# Description of the task:
Across the entries, how many lines have the string "ziarna" in them? Reply with only a number.
Data supplied start
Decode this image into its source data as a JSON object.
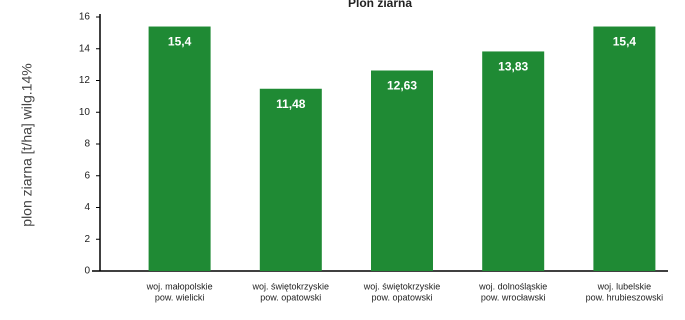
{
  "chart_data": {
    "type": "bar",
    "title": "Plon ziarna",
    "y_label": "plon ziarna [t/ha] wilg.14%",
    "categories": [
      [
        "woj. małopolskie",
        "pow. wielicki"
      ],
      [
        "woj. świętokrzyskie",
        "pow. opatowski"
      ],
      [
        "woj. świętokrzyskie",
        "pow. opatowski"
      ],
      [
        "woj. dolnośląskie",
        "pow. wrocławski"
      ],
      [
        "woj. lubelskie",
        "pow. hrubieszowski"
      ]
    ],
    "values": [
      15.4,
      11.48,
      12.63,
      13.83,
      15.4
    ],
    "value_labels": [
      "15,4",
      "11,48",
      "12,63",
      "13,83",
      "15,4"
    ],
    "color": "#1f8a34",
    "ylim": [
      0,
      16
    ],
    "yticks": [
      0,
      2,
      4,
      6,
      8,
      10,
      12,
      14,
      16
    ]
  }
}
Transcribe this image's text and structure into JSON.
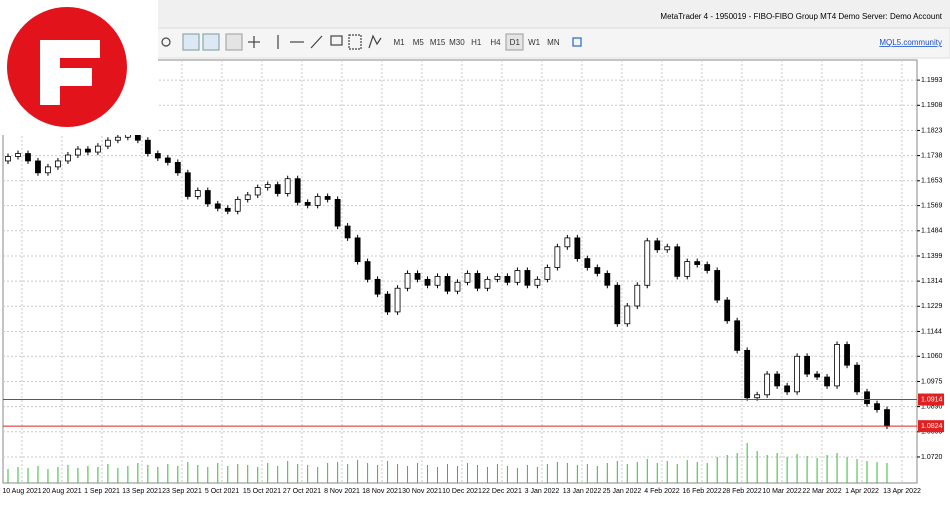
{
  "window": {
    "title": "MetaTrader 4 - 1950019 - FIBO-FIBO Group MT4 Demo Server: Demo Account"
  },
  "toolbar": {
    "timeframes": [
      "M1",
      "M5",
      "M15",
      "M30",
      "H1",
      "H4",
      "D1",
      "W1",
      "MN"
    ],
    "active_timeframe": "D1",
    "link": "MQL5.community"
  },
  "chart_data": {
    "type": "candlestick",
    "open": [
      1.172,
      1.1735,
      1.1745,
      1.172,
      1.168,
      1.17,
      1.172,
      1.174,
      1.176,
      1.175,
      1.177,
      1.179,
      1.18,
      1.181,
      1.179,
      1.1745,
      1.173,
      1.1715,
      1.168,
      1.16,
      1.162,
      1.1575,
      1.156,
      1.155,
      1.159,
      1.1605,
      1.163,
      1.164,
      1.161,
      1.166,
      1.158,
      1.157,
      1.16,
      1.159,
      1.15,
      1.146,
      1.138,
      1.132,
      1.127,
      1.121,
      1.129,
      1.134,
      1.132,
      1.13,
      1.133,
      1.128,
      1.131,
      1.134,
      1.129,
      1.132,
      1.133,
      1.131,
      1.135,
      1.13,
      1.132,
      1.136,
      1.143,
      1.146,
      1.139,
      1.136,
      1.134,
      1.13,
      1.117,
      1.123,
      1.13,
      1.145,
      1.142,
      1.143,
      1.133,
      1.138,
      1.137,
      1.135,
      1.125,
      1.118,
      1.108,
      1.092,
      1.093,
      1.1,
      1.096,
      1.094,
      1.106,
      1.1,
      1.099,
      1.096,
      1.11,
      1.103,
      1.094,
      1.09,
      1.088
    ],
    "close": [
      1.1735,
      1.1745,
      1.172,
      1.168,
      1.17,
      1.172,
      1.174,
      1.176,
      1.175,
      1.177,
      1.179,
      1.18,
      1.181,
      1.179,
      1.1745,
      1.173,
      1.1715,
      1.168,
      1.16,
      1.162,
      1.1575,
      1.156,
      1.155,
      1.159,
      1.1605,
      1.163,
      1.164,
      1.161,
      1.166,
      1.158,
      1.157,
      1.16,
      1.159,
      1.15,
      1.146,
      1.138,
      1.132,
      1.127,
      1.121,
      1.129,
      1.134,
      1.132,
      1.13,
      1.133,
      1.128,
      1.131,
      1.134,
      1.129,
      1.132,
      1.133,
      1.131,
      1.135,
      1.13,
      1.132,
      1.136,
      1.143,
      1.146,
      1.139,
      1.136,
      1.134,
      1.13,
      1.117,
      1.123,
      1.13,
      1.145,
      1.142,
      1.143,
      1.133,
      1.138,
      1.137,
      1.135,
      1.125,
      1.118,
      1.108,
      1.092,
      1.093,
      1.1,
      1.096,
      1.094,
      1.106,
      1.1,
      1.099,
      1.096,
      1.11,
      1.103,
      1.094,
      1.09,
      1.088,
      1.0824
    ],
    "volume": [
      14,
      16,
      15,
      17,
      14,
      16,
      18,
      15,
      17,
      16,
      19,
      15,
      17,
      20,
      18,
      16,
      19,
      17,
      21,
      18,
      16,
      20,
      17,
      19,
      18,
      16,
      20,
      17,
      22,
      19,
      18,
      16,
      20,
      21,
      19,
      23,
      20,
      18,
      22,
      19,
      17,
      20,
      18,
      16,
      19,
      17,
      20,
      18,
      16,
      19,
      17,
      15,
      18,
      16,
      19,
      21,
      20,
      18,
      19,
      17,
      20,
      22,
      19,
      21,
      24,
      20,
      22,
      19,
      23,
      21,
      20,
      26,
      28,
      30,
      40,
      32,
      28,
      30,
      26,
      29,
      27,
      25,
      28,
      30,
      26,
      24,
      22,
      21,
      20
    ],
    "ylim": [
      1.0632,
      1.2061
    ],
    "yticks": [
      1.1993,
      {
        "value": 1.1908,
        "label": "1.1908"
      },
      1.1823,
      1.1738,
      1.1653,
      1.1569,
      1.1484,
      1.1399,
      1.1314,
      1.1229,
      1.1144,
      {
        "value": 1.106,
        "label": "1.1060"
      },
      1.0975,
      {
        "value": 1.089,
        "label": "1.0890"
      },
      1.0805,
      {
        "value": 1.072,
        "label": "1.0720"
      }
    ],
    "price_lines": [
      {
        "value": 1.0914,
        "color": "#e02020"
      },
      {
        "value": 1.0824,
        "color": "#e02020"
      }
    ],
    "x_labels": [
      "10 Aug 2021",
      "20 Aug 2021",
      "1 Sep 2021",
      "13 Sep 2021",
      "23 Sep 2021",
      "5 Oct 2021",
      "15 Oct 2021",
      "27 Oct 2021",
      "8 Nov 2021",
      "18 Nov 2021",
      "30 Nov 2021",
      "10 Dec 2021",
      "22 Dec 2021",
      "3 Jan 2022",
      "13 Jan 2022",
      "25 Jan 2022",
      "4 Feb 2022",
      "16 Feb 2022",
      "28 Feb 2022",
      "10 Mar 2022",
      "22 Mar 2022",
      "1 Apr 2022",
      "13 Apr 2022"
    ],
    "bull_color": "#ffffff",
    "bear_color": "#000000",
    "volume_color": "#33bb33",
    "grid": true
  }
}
Data supplied end
Data supplied start
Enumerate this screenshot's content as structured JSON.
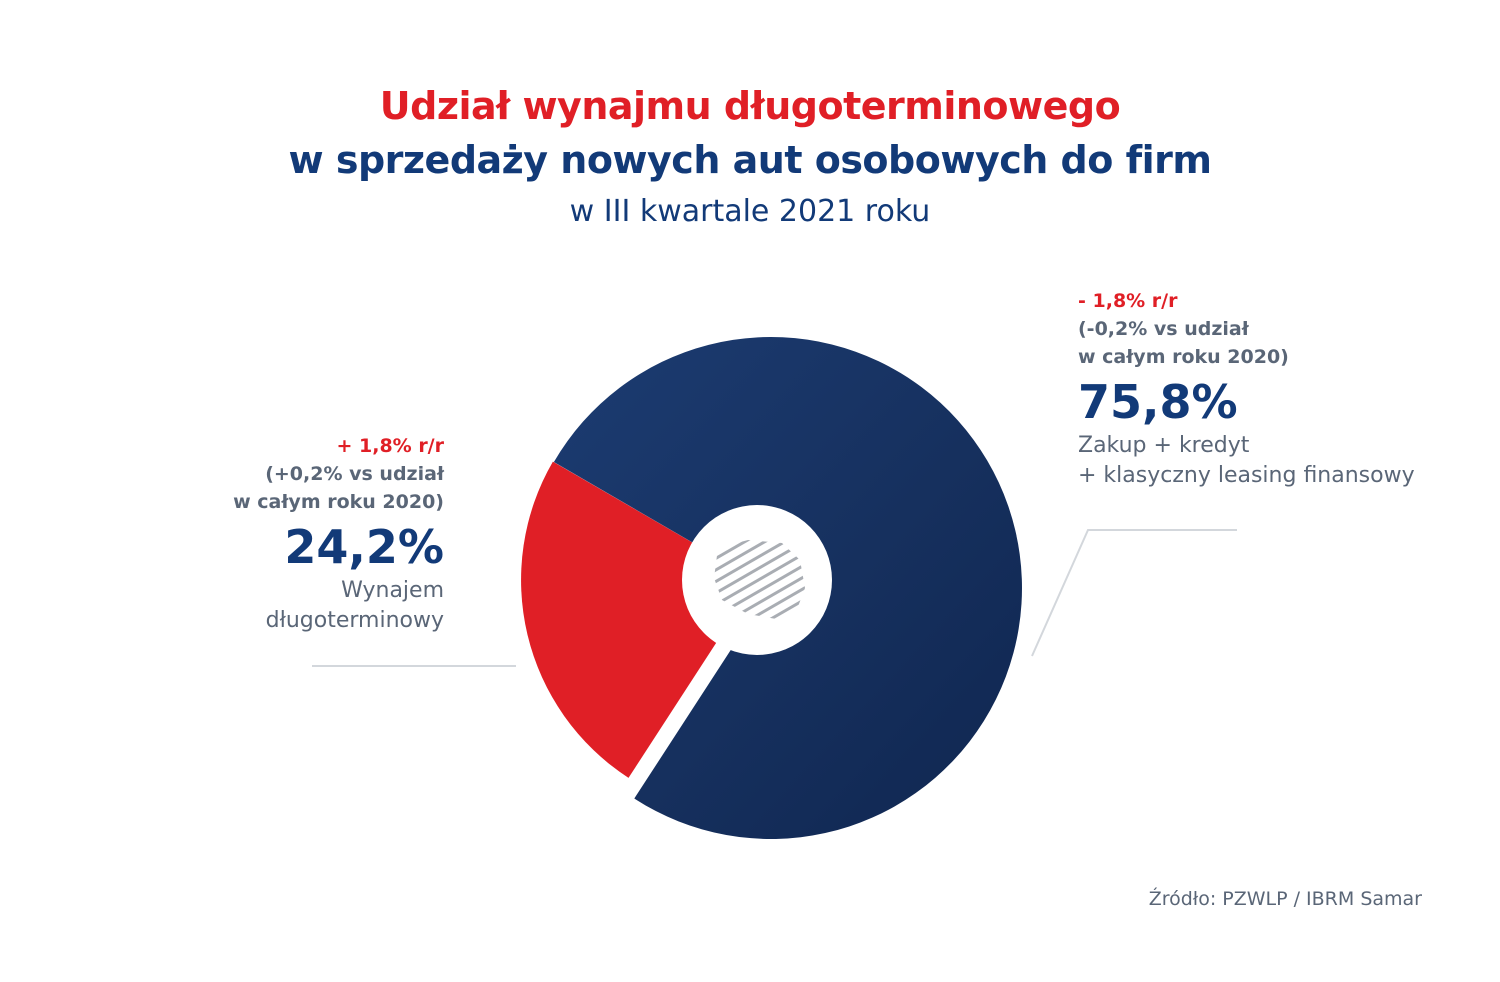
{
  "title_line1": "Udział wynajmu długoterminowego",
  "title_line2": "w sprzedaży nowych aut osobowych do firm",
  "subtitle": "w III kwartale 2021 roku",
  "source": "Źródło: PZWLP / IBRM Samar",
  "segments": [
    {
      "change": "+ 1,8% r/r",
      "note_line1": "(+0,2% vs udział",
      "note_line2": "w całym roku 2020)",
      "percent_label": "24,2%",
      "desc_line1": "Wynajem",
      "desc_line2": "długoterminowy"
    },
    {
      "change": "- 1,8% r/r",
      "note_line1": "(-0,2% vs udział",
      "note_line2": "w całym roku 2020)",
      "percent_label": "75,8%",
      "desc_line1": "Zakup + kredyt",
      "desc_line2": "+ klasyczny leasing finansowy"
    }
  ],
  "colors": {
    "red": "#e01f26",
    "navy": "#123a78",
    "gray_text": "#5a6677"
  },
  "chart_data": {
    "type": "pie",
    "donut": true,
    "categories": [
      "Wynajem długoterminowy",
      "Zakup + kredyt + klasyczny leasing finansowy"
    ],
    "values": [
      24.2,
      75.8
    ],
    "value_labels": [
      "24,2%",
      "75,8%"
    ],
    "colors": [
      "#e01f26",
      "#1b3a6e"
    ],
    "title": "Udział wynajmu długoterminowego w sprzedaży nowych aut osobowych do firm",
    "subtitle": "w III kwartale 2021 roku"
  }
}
Data supplied end
# Right answer:
2